Transcribe the records below exactly as they appear.

(Stored data entries)

______

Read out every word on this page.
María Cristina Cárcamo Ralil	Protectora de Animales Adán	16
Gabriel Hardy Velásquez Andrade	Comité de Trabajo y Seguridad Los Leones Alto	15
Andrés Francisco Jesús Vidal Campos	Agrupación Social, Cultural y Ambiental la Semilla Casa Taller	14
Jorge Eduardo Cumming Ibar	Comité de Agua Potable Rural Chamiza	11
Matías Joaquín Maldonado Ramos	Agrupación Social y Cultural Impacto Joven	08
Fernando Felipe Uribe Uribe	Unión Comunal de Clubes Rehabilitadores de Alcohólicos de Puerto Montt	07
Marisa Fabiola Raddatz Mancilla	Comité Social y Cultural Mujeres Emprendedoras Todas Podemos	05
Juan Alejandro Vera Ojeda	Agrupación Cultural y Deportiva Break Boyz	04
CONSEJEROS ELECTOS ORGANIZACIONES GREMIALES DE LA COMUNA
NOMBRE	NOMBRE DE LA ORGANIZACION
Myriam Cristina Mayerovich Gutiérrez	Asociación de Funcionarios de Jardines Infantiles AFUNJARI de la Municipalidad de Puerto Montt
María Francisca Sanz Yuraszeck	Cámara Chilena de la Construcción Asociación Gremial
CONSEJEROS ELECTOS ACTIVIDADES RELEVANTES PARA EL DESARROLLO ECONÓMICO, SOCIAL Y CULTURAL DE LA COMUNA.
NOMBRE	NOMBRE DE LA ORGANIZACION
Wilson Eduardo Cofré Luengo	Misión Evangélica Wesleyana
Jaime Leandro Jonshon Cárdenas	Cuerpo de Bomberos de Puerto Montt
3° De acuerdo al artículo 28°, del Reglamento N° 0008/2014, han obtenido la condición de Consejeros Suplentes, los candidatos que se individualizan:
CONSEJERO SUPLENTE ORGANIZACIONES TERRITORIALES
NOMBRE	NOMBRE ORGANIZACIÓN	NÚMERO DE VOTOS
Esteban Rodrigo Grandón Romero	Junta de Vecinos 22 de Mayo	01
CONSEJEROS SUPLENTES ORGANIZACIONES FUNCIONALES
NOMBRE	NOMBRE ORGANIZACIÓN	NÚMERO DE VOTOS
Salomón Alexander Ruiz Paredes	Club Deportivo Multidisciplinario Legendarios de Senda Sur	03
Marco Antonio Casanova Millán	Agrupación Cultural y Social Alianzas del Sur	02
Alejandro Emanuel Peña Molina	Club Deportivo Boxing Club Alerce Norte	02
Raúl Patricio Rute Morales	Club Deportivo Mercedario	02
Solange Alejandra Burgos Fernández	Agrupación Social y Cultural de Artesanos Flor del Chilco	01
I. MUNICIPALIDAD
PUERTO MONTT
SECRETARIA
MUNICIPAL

______

Answer below ▸
Read out every word on this page.
María Cristina Cárcamo Ralil	Protectora de Animales Adán	16
Gabriel Hardy Velásquez Andrade	Comité de Trabajo y Seguridad Los Leones Alto	15
Andrés Francisco Jesús Vidal Campos	Agrupación Social, Cultural y Ambiental la Semilla Casa Taller	14
Jorge Eduardo Cumming Ibar	Comité de Agua Potable Rural Chamiza	11
Matías Joaquín Maldonado Ramos	Agrupación Social y Cultural Impacto Joven	08
Fernando Felipe Uribe Uribe	Unión Comunal de Clubes Rehabilitadores de Alcohólicos de Puerto Montt	07
Marisa Fabiola Raddatz Mancilla	Comité Social y Cultural Mujeres Emprendedoras Todas Podemos	05
Juan Alejandro Vera Ojeda	Agrupación Cultural y Deportiva Break Boyz	04
CONSEJEROS ELECTOS ORGANIZACIONES GREMIALES DE LA COMUNA
NOMBRE	NOMBRE DE LA ORGANIZACION
Myriam Cristina Mayerovich Gutiérrez	Asociación de Funcionarios de Jardines Infantiles AFUNJARI de la Municipalidad de Puerto Montt
María Francisca Sanz Yuraszeck	Cámara Chilena de la Construcción Asociación Gremial
CONSEJEROS ELECTOS ACTIVIDADES RELEVANTES PARA EL DESARROLLO ECONÓMICO, SOCIAL Y CULTURAL DE LA COMUNA.
NOMBRE	NOMBRE DE LA ORGANIZACION
Wilson Eduardo Cofré Luengo	Misión Evangélica Wesleyana
Jaime Leandro Jonshon Cárdenas	Cuerpo de Bomberos de Puerto Montt
3° De acuerdo al artículo 28°, del Reglamento N° 0008/2014, han obtenido la condición de Consejeros Suplentes, los candidatos que se individualizan:
CONSEJERO SUPLENTE ORGANIZACIONES TERRITORIALES
NOMBRE	NOMBRE ORGANIZACIÓN	NÚMERO DE VOTOS
Esteban Rodrigo Grandón Romero	Junta de Vecinos 22 de Mayo	01
CONSEJEROS SUPLENTES ORGANIZACIONES FUNCIONALES
NOMBRE	NOMBRE ORGANIZACIÓN	NÚMERO DE VOTOS
Salomón Alexander Ruiz Paredes	Club Deportivo Multidisciplinario Legendarios de Senda Sur	03
Marco Antonio Casanova Millán	Agrupación Cultural y Social Alianzas del Sur	02
Alejandro Emanuel Peña Molina	Club Deportivo Boxing Club Alerce Norte	02
Raúl Patricio Rute Morales	Club Deportivo Mercedario	02
Solange Alejandra Burgos Fernández	Agrupación Social y Cultural de Artesanos Flor del Chilco	01
I. MUNICIPALIDAD
PUERTO MONTT
SECRETARIA
MUNICIPAL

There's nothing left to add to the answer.